◆ **EXERCISE INSTRUCTIONS**:
**a.** In the excerpt on limiting executive pay, what exception do the Treasury Department guidelines include?
**b.** Reproduce the excerpt on limiting executive pay, starting at "But in fact" and ending at "of the CEOs.".

◆ **SELECTED EXCERPT**:
= Beginning of Section =

Obama

Limiting robber barons' pay may be easier said than done.

The WSWS, naturally, thinks it is just a token gesture:


Moreover, even the size of the so-called pay “limit”—$500,000—is startling. That a salary of a half million dollars—more than 10 times the median annual pay of an American worker—could be presented as punitive action testifies to the avarice of the ruling elite.

But in fact the rules allow executives to make far more. The Treasury Department guidelines include an exception that permits executives to be paid in stock options beyond the $500,000 limit, so long as they keep the stock until their firms have paid the government back for loans taken.

Once again, the full significance of this stricture will become clear only when Geithner presents the details of the new bailout. If, as is widely anticipated, the plan will feature the creation of a "bad bank" where financial institutions could sell their toxic assets at an inflated price, it would have the immediate effect of rapidly increasing the banks' stock prices—and with them the pay packages of the CEOs.

As Max Holmes, a finance professor at New York University and chief investment officer of an asset management firm, told the New York Times, "[T]he stock prices of the good banks are likely to soar, as they will be the four best capitalized and cleanest banks in the world."

Additionally, Obama and Geithner declared there would be new restrictions on "golden parachute" severance pay packages for executives, and new rules pertaining to corporate jets, office remodeling and corporate parties and vacations. These largely symbolic measures are plainly aimed to mollify public anger.

= End of Section =

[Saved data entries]
= Beginning of Section =

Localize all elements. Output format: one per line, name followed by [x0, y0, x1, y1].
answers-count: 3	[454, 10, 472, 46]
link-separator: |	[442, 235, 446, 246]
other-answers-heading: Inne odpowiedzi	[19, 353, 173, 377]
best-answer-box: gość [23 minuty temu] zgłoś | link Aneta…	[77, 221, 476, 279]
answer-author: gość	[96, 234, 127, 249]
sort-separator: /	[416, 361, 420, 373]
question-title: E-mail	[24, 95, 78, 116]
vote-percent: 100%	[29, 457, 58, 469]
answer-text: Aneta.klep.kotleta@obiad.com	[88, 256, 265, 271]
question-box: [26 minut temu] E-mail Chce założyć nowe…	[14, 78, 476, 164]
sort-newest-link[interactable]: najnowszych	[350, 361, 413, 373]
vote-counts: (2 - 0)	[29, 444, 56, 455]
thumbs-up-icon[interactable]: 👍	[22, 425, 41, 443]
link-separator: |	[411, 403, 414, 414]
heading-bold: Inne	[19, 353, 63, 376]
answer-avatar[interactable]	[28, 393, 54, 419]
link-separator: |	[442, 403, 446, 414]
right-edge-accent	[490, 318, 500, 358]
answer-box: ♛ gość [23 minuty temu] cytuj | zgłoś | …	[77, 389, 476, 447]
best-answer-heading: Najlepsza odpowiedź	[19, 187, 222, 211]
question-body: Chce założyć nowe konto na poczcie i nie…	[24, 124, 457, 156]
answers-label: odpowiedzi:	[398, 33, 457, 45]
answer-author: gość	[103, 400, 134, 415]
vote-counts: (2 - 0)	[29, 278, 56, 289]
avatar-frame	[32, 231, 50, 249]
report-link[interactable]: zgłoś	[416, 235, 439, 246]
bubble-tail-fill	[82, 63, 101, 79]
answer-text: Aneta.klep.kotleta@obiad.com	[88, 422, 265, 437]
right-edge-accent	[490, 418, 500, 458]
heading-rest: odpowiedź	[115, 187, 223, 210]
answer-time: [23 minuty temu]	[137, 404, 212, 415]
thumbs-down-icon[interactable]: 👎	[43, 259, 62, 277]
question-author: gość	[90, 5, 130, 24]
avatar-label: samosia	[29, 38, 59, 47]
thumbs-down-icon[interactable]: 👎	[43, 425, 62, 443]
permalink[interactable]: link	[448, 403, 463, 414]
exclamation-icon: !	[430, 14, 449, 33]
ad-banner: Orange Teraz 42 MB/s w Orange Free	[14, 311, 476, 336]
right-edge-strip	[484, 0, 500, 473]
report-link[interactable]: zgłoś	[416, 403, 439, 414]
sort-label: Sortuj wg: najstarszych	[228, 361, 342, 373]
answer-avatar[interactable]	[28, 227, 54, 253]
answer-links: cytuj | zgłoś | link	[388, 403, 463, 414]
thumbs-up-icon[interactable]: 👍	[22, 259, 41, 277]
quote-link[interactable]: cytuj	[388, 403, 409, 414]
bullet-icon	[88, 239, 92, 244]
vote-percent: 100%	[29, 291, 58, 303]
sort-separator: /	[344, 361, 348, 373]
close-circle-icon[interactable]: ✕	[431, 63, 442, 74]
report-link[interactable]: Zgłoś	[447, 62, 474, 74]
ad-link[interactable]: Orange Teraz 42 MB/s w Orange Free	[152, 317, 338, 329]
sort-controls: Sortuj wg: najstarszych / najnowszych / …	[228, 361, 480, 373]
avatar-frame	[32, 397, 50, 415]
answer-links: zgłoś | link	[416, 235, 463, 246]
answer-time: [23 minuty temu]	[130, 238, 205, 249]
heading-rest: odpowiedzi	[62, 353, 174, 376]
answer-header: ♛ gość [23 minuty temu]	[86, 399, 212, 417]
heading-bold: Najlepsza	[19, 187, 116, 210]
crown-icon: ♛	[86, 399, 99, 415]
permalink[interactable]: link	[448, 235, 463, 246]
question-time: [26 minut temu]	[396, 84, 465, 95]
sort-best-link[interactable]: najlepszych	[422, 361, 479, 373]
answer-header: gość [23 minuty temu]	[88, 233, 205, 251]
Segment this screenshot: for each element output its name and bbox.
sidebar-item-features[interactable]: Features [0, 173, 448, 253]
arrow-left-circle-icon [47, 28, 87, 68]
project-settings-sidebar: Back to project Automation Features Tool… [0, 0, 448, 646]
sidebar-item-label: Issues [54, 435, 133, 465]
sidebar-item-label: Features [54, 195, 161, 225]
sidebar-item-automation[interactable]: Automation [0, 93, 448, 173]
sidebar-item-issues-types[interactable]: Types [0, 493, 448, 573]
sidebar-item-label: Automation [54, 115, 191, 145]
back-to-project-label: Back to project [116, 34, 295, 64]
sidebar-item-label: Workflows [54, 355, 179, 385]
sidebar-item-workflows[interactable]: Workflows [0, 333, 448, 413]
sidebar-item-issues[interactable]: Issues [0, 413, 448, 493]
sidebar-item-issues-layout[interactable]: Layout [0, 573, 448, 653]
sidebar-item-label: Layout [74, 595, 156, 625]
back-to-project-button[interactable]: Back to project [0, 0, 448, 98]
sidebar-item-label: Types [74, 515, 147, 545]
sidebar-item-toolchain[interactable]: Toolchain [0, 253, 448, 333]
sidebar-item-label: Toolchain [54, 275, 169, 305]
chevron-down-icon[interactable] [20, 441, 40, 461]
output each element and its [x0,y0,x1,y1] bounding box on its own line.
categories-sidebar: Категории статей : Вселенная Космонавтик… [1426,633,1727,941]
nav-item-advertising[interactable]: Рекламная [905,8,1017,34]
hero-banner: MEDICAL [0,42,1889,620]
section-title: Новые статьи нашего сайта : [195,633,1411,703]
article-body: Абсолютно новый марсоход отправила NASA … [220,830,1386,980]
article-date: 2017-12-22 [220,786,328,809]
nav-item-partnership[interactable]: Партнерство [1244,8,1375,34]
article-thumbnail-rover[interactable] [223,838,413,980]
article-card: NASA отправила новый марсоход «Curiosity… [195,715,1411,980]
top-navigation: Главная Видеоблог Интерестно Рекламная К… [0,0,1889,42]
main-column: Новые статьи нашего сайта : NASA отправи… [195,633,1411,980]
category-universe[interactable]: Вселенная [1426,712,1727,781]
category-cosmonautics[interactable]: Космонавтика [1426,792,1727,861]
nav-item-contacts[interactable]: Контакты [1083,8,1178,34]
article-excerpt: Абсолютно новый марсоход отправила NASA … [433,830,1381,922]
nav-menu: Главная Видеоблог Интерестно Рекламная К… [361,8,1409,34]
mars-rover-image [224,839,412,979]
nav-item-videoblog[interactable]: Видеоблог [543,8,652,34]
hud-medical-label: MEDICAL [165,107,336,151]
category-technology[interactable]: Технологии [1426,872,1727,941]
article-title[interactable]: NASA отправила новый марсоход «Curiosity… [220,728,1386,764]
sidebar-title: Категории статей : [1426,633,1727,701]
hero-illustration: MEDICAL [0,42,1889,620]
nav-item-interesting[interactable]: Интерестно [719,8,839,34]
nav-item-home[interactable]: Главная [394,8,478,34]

= End of Section =

◆ **TASK-BY-TASK SOLUTIONS**:
**a.** They let executives be paid in stock options beyond the $500,000 limit, provided they keep the stock until their firms have paid the government back for loans taken.

**b.**
But in fact the rules allow executives to make far more. The Treasury Department guidelines include an exception that permits executives to be paid in stock options beyond the $500,000 limit, so long as they keep the stock until their firms have paid the government back for loans taken.

Once again, the full significance of this stricture will become clear only when Geithner presents the details of the new bailout. If, as is widely anticipated, the plan will feature the creation of a "bad bank" where financial institutions could sell their toxic assets at an inflated price, it would have the immediate effect of rapidly increasing the banks' stock prices—and with them the pay packages of the CEOs.